(Spatial layout data)
--------

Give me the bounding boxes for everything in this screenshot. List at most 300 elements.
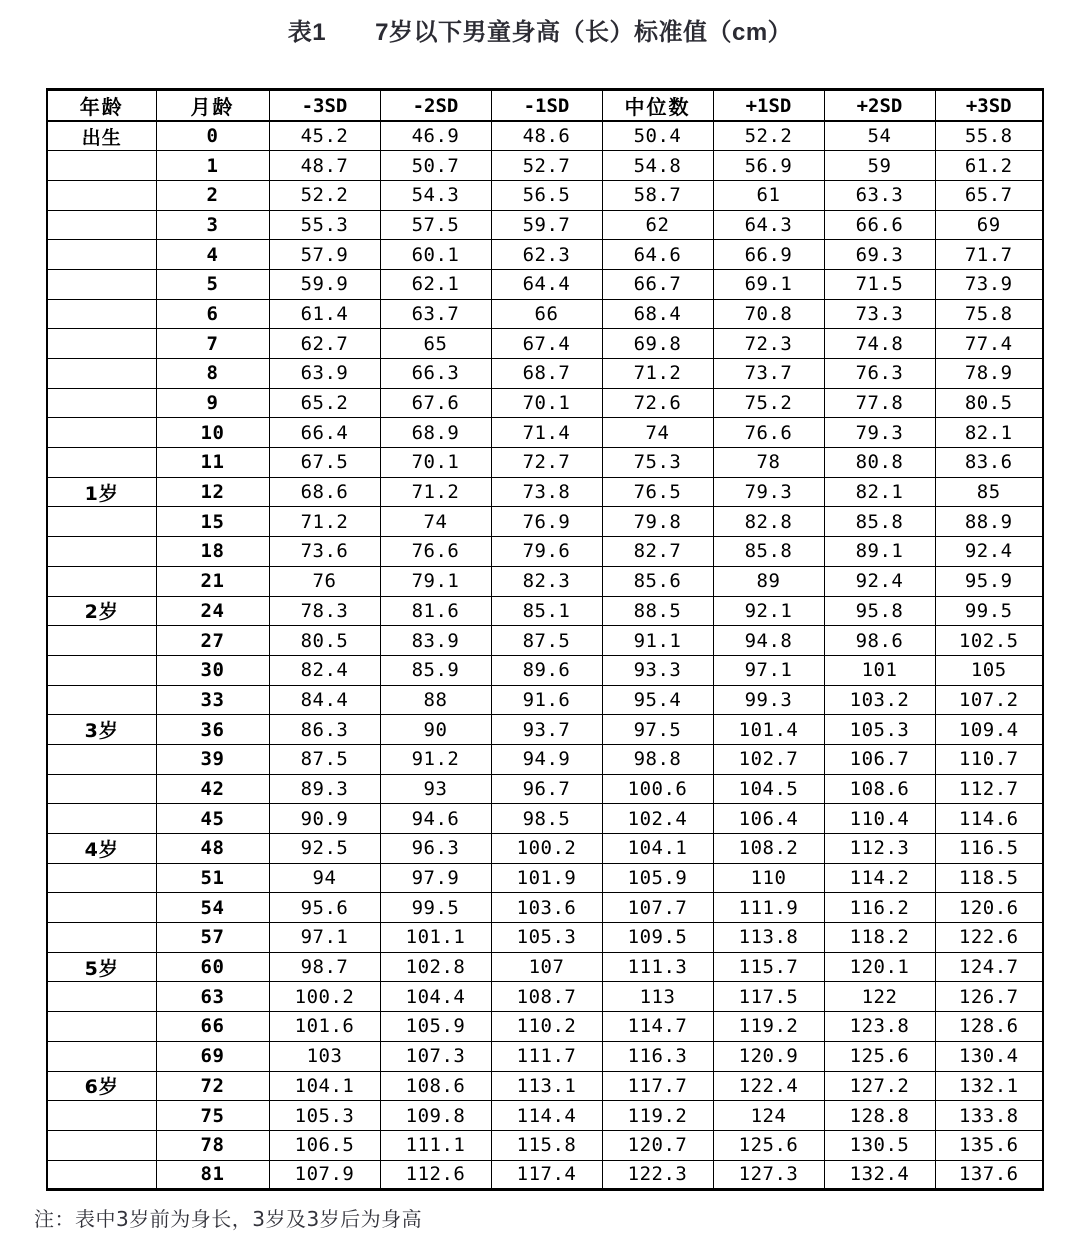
cell-plus2sd: 80.8 xyxy=(824,448,935,478)
cell-minus2sd: 66.3 xyxy=(380,359,491,389)
table-row xyxy=(47,1041,1043,1071)
cell-minus1sd: 76.9 xyxy=(491,507,602,537)
cell-minus3sd: 94 xyxy=(269,863,380,893)
cell-minus1sd: 56.5 xyxy=(491,180,602,210)
table-row xyxy=(47,715,1043,745)
cell-minus1sd: 72.7 xyxy=(491,448,602,478)
cell-month: 12 xyxy=(156,477,269,507)
cell-plus2sd: 122 xyxy=(824,982,935,1012)
cell-minus2sd: 97.9 xyxy=(380,863,491,893)
table-row xyxy=(47,1071,1043,1101)
cell-minus2sd: 74 xyxy=(380,507,491,537)
cell-plus2sd: 112.3 xyxy=(824,834,935,864)
cell-plus2sd: 74.8 xyxy=(824,329,935,359)
cell-plus2sd: 69.3 xyxy=(824,240,935,270)
cell-minus3sd: 45.2 xyxy=(269,121,380,151)
cell-plus1sd: 92.1 xyxy=(713,596,824,626)
cell-minus3sd: 97.1 xyxy=(269,923,380,953)
cell-minus2sd: 60.1 xyxy=(380,240,491,270)
cell-month: 81 xyxy=(156,1160,269,1190)
cell-month: 2 xyxy=(156,180,269,210)
cell-median: 98.8 xyxy=(602,744,713,774)
cell-plus2sd: 85.8 xyxy=(824,507,935,537)
table-row xyxy=(47,1160,1043,1190)
cell-minus1sd: 82.3 xyxy=(491,566,602,596)
cell-age xyxy=(47,1101,156,1131)
cell-minus1sd: 79.6 xyxy=(491,537,602,567)
table-row xyxy=(47,359,1043,389)
cell-age xyxy=(47,774,156,804)
table-row xyxy=(47,299,1043,329)
cell-age xyxy=(47,893,156,923)
cell-age xyxy=(47,804,156,834)
cell-minus1sd: 101.9 xyxy=(491,863,602,893)
cell-minus2sd: 63.7 xyxy=(380,299,491,329)
cell-median: 64.6 xyxy=(602,240,713,270)
table-row xyxy=(47,448,1043,478)
cell-plus1sd: 75.2 xyxy=(713,388,824,418)
cell-plus1sd: 78 xyxy=(713,448,824,478)
cell-plus3sd: 126.7 xyxy=(935,982,1043,1012)
table-row xyxy=(47,1130,1043,1160)
cell-month: 51 xyxy=(156,863,269,893)
cell-plus1sd: 66.9 xyxy=(713,240,824,270)
cell-plus2sd: 66.6 xyxy=(824,210,935,240)
cell-plus1sd: 124 xyxy=(713,1101,824,1131)
cell-minus1sd: 107 xyxy=(491,952,602,982)
cell-plus2sd: 125.6 xyxy=(824,1041,935,1071)
cell-plus1sd: 108.2 xyxy=(713,834,824,864)
cell-plus3sd: 95.9 xyxy=(935,566,1043,596)
cell-minus1sd: 85.1 xyxy=(491,596,602,626)
cell-plus1sd: 120.9 xyxy=(713,1041,824,1071)
cell-month: 10 xyxy=(156,418,269,448)
cell-plus2sd: 63.3 xyxy=(824,180,935,210)
cell-plus2sd: 130.5 xyxy=(824,1130,935,1160)
cell-minus2sd: 99.5 xyxy=(380,893,491,923)
cell-age xyxy=(47,180,156,210)
cell-age: 4岁 xyxy=(47,834,156,864)
cell-age xyxy=(47,1012,156,1042)
cell-minus3sd: 48.7 xyxy=(269,151,380,181)
cell-month: 33 xyxy=(156,685,269,715)
table-row xyxy=(47,1012,1043,1042)
cell-minus3sd: 66.4 xyxy=(269,418,380,448)
cell-median: 116.3 xyxy=(602,1041,713,1071)
cell-plus1sd: 85.8 xyxy=(713,537,824,567)
cell-age xyxy=(47,1130,156,1160)
cell-month: 15 xyxy=(156,507,269,537)
cell-minus2sd: 67.6 xyxy=(380,388,491,418)
cell-month: 8 xyxy=(156,359,269,389)
cell-minus2sd: 57.5 xyxy=(380,210,491,240)
cell-minus2sd: 112.6 xyxy=(380,1160,491,1190)
cell-age: 2岁 xyxy=(47,596,156,626)
cell-plus2sd: 77.8 xyxy=(824,388,935,418)
column-header-plus3sd: +3SD xyxy=(935,90,1043,122)
cell-month: 30 xyxy=(156,655,269,685)
cell-median: 69.8 xyxy=(602,329,713,359)
cell-minus2sd: 76.6 xyxy=(380,537,491,567)
cell-plus3sd: 85 xyxy=(935,477,1043,507)
cell-median: 107.7 xyxy=(602,893,713,923)
table-footnote: 注：表中3岁前为身长，3岁及3岁后为身高 xyxy=(34,1207,423,1231)
cell-minus1sd: 62.3 xyxy=(491,240,602,270)
cell-minus1sd: 59.7 xyxy=(491,210,602,240)
cell-month: 42 xyxy=(156,774,269,804)
cell-median: 68.4 xyxy=(602,299,713,329)
cell-minus3sd: 90.9 xyxy=(269,804,380,834)
cell-minus3sd: 65.2 xyxy=(269,388,380,418)
table-row xyxy=(47,952,1043,982)
cell-month: 24 xyxy=(156,596,269,626)
cell-minus3sd: 105.3 xyxy=(269,1101,380,1131)
cell-median: 91.1 xyxy=(602,626,713,656)
cell-plus3sd: 124.7 xyxy=(935,952,1043,982)
cell-plus3sd: 69 xyxy=(935,210,1043,240)
cell-median: 79.8 xyxy=(602,507,713,537)
cell-minus2sd: 54.3 xyxy=(380,180,491,210)
table-row xyxy=(47,537,1043,567)
cell-plus3sd: 105 xyxy=(935,655,1043,685)
cell-plus3sd: 114.6 xyxy=(935,804,1043,834)
cell-minus1sd: 115.8 xyxy=(491,1130,602,1160)
cell-month: 5 xyxy=(156,269,269,299)
cell-plus3sd: 77.4 xyxy=(935,329,1043,359)
cell-minus2sd: 111.1 xyxy=(380,1130,491,1160)
cell-median: 114.7 xyxy=(602,1012,713,1042)
cell-minus1sd: 103.6 xyxy=(491,893,602,923)
cell-minus2sd: 94.6 xyxy=(380,804,491,834)
cell-age xyxy=(47,418,156,448)
cell-minus2sd: 107.3 xyxy=(380,1041,491,1071)
cell-plus2sd: 92.4 xyxy=(824,566,935,596)
cell-month: 6 xyxy=(156,299,269,329)
cell-age xyxy=(47,685,156,715)
cell-month: 18 xyxy=(156,537,269,567)
cell-minus2sd: 83.9 xyxy=(380,626,491,656)
cell-minus3sd: 92.5 xyxy=(269,834,380,864)
column-header-plus2sd: +2SD xyxy=(824,90,935,122)
cell-minus3sd: 71.2 xyxy=(269,507,380,537)
cell-plus1sd: 104.5 xyxy=(713,774,824,804)
cell-month: 3 xyxy=(156,210,269,240)
cell-plus3sd: 130.4 xyxy=(935,1041,1043,1071)
cell-age xyxy=(47,1041,156,1071)
cell-age xyxy=(47,151,156,181)
cell-plus3sd: 75.8 xyxy=(935,299,1043,329)
cell-plus3sd: 78.9 xyxy=(935,359,1043,389)
cell-plus2sd: 128.8 xyxy=(824,1101,935,1131)
cell-minus1sd: 52.7 xyxy=(491,151,602,181)
cell-plus3sd: 120.6 xyxy=(935,893,1043,923)
cell-month: 27 xyxy=(156,626,269,656)
cell-plus1sd: 82.8 xyxy=(713,507,824,537)
cell-plus3sd: 73.9 xyxy=(935,269,1043,299)
cell-age xyxy=(47,210,156,240)
cell-minus2sd: 50.7 xyxy=(380,151,491,181)
cell-minus3sd: 103 xyxy=(269,1041,380,1071)
cell-minus1sd: 96.7 xyxy=(491,774,602,804)
column-header-plus1sd: +1SD xyxy=(713,90,824,122)
cell-plus2sd: 105.3 xyxy=(824,715,935,745)
cell-plus3sd: 110.7 xyxy=(935,744,1043,774)
cell-median: 66.7 xyxy=(602,269,713,299)
cell-minus1sd: 48.6 xyxy=(491,121,602,151)
cell-plus3sd: 71.7 xyxy=(935,240,1043,270)
cell-median: 50.4 xyxy=(602,121,713,151)
cell-minus2sd: 65 xyxy=(380,329,491,359)
cell-median: 117.7 xyxy=(602,1071,713,1101)
cell-median: 93.3 xyxy=(602,655,713,685)
cell-plus1sd: 115.7 xyxy=(713,952,824,982)
cell-minus1sd: 87.5 xyxy=(491,626,602,656)
cell-plus3sd: 80.5 xyxy=(935,388,1043,418)
cell-minus1sd: 66 xyxy=(491,299,602,329)
cell-median: 82.7 xyxy=(602,537,713,567)
cell-month: 63 xyxy=(156,982,269,1012)
cell-age: 6岁 xyxy=(47,1071,156,1101)
cell-minus3sd: 95.6 xyxy=(269,893,380,923)
cell-minus1sd: 91.6 xyxy=(491,685,602,715)
table-row xyxy=(47,1101,1043,1131)
cell-minus3sd: 87.5 xyxy=(269,744,380,774)
cell-minus1sd: 89.6 xyxy=(491,655,602,685)
table-row xyxy=(47,626,1043,656)
cell-plus1sd: 72.3 xyxy=(713,329,824,359)
table-row xyxy=(47,269,1043,299)
cell-plus3sd: 107.2 xyxy=(935,685,1043,715)
cell-month: 69 xyxy=(156,1041,269,1071)
cell-minus1sd: 98.5 xyxy=(491,804,602,834)
cell-minus1sd: 117.4 xyxy=(491,1160,602,1190)
table-row xyxy=(47,923,1043,953)
cell-minus2sd: 85.9 xyxy=(380,655,491,685)
cell-month: 48 xyxy=(156,834,269,864)
cell-plus3sd: 61.2 xyxy=(935,151,1043,181)
cell-plus3sd: 82.1 xyxy=(935,418,1043,448)
cell-median: 111.3 xyxy=(602,952,713,982)
cell-minus3sd: 100.2 xyxy=(269,982,380,1012)
table-row xyxy=(47,121,1043,151)
cell-minus1sd: 110.2 xyxy=(491,1012,602,1042)
cell-minus3sd: 67.5 xyxy=(269,448,380,478)
table-row xyxy=(47,655,1043,685)
cell-median: 74 xyxy=(602,418,713,448)
cell-minus1sd: 114.4 xyxy=(491,1101,602,1131)
cell-plus2sd: 95.8 xyxy=(824,596,935,626)
column-header-minus3sd: -3SD xyxy=(269,90,380,122)
cell-minus2sd: 70.1 xyxy=(380,448,491,478)
cell-minus2sd: 71.2 xyxy=(380,477,491,507)
cell-minus2sd: 62.1 xyxy=(380,269,491,299)
cell-minus3sd: 101.6 xyxy=(269,1012,380,1042)
cell-month: 60 xyxy=(156,952,269,982)
cell-plus1sd: 119.2 xyxy=(713,1012,824,1042)
cell-minus2sd: 81.6 xyxy=(380,596,491,626)
cell-plus2sd: 106.7 xyxy=(824,744,935,774)
cell-plus1sd: 117.5 xyxy=(713,982,824,1012)
cell-month: 66 xyxy=(156,1012,269,1042)
cell-age xyxy=(47,388,156,418)
growth-standard-table-container xyxy=(46,88,1044,1191)
cell-plus2sd: 123.8 xyxy=(824,1012,935,1042)
cell-month: 11 xyxy=(156,448,269,478)
table-row xyxy=(47,180,1043,210)
cell-minus1sd: 70.1 xyxy=(491,388,602,418)
cell-age xyxy=(47,359,156,389)
cell-median: 122.3 xyxy=(602,1160,713,1190)
cell-plus1sd: 125.6 xyxy=(713,1130,824,1160)
table-row xyxy=(47,418,1043,448)
cell-plus3sd: 109.4 xyxy=(935,715,1043,745)
cell-month: 54 xyxy=(156,893,269,923)
cell-plus1sd: 111.9 xyxy=(713,893,824,923)
cell-minus1sd: 68.7 xyxy=(491,359,602,389)
cell-plus2sd: 116.2 xyxy=(824,893,935,923)
cell-minus3sd: 68.6 xyxy=(269,477,380,507)
cell-age xyxy=(47,1160,156,1190)
cell-plus1sd: 69.1 xyxy=(713,269,824,299)
table-row xyxy=(47,982,1043,1012)
table-body xyxy=(47,121,1043,1190)
table-row xyxy=(47,804,1043,834)
cell-minus3sd: 62.7 xyxy=(269,329,380,359)
cell-minus1sd: 73.8 xyxy=(491,477,602,507)
cell-plus3sd: 88.9 xyxy=(935,507,1043,537)
cell-minus3sd: 55.3 xyxy=(269,210,380,240)
cell-minus3sd: 98.7 xyxy=(269,952,380,982)
cell-minus1sd: 100.2 xyxy=(491,834,602,864)
cell-minus2sd: 109.8 xyxy=(380,1101,491,1131)
cell-median: 88.5 xyxy=(602,596,713,626)
cell-median: 71.2 xyxy=(602,359,713,389)
cell-age xyxy=(47,537,156,567)
cell-plus3sd: 65.7 xyxy=(935,180,1043,210)
cell-minus3sd: 63.9 xyxy=(269,359,380,389)
cell-plus2sd: 59 xyxy=(824,151,935,181)
cell-month: 4 xyxy=(156,240,269,270)
cell-age xyxy=(47,329,156,359)
cell-plus3sd: 102.5 xyxy=(935,626,1043,656)
cell-plus3sd: 128.6 xyxy=(935,1012,1043,1042)
cell-plus2sd: 73.3 xyxy=(824,299,935,329)
cell-plus3sd: 116.5 xyxy=(935,834,1043,864)
cell-month: 45 xyxy=(156,804,269,834)
cell-median: 97.5 xyxy=(602,715,713,745)
table-row xyxy=(47,774,1043,804)
cell-plus2sd: 82.1 xyxy=(824,477,935,507)
cell-plus1sd: 94.8 xyxy=(713,626,824,656)
cell-age: 出生 xyxy=(47,121,156,151)
cell-age xyxy=(47,240,156,270)
cell-median: 85.6 xyxy=(602,566,713,596)
cell-month: 78 xyxy=(156,1130,269,1160)
cell-plus1sd: 113.8 xyxy=(713,923,824,953)
cell-minus1sd: 71.4 xyxy=(491,418,602,448)
cell-plus3sd: 133.8 xyxy=(935,1101,1043,1131)
cell-age xyxy=(47,982,156,1012)
cell-age: 1岁 xyxy=(47,477,156,507)
table-row xyxy=(47,210,1043,240)
cell-plus2sd: 101 xyxy=(824,655,935,685)
table-row xyxy=(47,566,1043,596)
table-row xyxy=(47,388,1043,418)
cell-minus2sd: 46.9 xyxy=(380,121,491,151)
cell-median: 95.4 xyxy=(602,685,713,715)
cell-age xyxy=(47,626,156,656)
cell-age xyxy=(47,448,156,478)
table-row xyxy=(47,240,1043,270)
cell-month: 0 xyxy=(156,121,269,151)
cell-minus3sd: 76 xyxy=(269,566,380,596)
column-header-month: 月龄 xyxy=(156,90,269,122)
cell-plus1sd: 61 xyxy=(713,180,824,210)
cell-plus2sd: 103.2 xyxy=(824,685,935,715)
cell-age xyxy=(47,507,156,537)
table-row xyxy=(47,477,1043,507)
cell-median: 75.3 xyxy=(602,448,713,478)
cell-median: 58.7 xyxy=(602,180,713,210)
cell-minus2sd: 90 xyxy=(380,715,491,745)
cell-minus2sd: 105.9 xyxy=(380,1012,491,1042)
cell-plus1sd: 89 xyxy=(713,566,824,596)
cell-plus2sd: 120.1 xyxy=(824,952,935,982)
cell-minus1sd: 108.7 xyxy=(491,982,602,1012)
cell-minus3sd: 84.4 xyxy=(269,685,380,715)
cell-minus3sd: 106.5 xyxy=(269,1130,380,1160)
table-row xyxy=(47,596,1043,626)
cell-minus1sd: 94.9 xyxy=(491,744,602,774)
cell-month: 9 xyxy=(156,388,269,418)
cell-age: 5岁 xyxy=(47,952,156,982)
cell-plus3sd: 132.1 xyxy=(935,1071,1043,1101)
cell-plus1sd: 99.3 xyxy=(713,685,824,715)
cell-minus3sd: 104.1 xyxy=(269,1071,380,1101)
cell-plus3sd: 99.5 xyxy=(935,596,1043,626)
cell-median: 62 xyxy=(602,210,713,240)
cell-plus1sd: 97.1 xyxy=(713,655,824,685)
table-row xyxy=(47,744,1043,774)
cell-minus3sd: 73.6 xyxy=(269,537,380,567)
cell-minus2sd: 101.1 xyxy=(380,923,491,953)
cell-minus2sd: 79.1 xyxy=(380,566,491,596)
cell-minus3sd: 59.9 xyxy=(269,269,380,299)
cell-plus1sd: 122.4 xyxy=(713,1071,824,1101)
cell-minus1sd: 64.4 xyxy=(491,269,602,299)
cell-minus1sd: 105.3 xyxy=(491,923,602,953)
cell-plus2sd: 132.4 xyxy=(824,1160,935,1190)
table-row xyxy=(47,329,1043,359)
cell-plus2sd: 71.5 xyxy=(824,269,935,299)
page-title: 表1 7岁以下男童身高（长）标准值（cm） xyxy=(287,19,793,46)
cell-minus2sd: 88 xyxy=(380,685,491,715)
cell-median: 120.7 xyxy=(602,1130,713,1160)
cell-median: 72.6 xyxy=(602,388,713,418)
cell-plus1sd: 106.4 xyxy=(713,804,824,834)
cell-plus2sd: 110.4 xyxy=(824,804,935,834)
cell-month: 75 xyxy=(156,1101,269,1131)
cell-plus1sd: 56.9 xyxy=(713,151,824,181)
table-row xyxy=(47,834,1043,864)
cell-plus1sd: 64.3 xyxy=(713,210,824,240)
cell-plus3sd: 118.5 xyxy=(935,863,1043,893)
cell-minus2sd: 108.6 xyxy=(380,1071,491,1101)
cell-plus1sd: 127.3 xyxy=(713,1160,824,1190)
cell-plus3sd: 135.6 xyxy=(935,1130,1043,1160)
cell-plus1sd: 79.3 xyxy=(713,477,824,507)
cell-age xyxy=(47,655,156,685)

--------

Rewrite the part of the records that opens with the line containing "cell-plus2sd: 80.8 xyxy=(824,448,935,478)" and closes with the line containing "cell-minus3sd: 45.2 xyxy=(269,121,380,151)", substituting "data-row" for "table-row" and leaving everything else as it is.

*Exercise result*:
cell-plus2sd: 80.8 xyxy=(824,448,935,478)
cell-minus2sd: 66.3 xyxy=(380,359,491,389)
data-row xyxy=(47,1041,1043,1071)
cell-minus1sd: 76.9 xyxy=(491,507,602,537)
cell-minus3sd: 94 xyxy=(269,863,380,893)
cell-minus1sd: 56.5 xyxy=(491,180,602,210)
data-row xyxy=(47,715,1043,745)
cell-minus1sd: 72.7 xyxy=(491,448,602,478)
cell-month: 12 xyxy=(156,477,269,507)
cell-plus2sd: 122 xyxy=(824,982,935,1012)
cell-minus2sd: 97.9 xyxy=(380,863,491,893)
data-row xyxy=(47,1071,1043,1101)
cell-minus2sd: 74 xyxy=(380,507,491,537)
cell-plus2sd: 112.3 xyxy=(824,834,935,864)
cell-plus2sd: 74.8 xyxy=(824,329,935,359)
cell-plus2sd: 69.3 xyxy=(824,240,935,270)
cell-minus3sd: 45.2 xyxy=(269,121,380,151)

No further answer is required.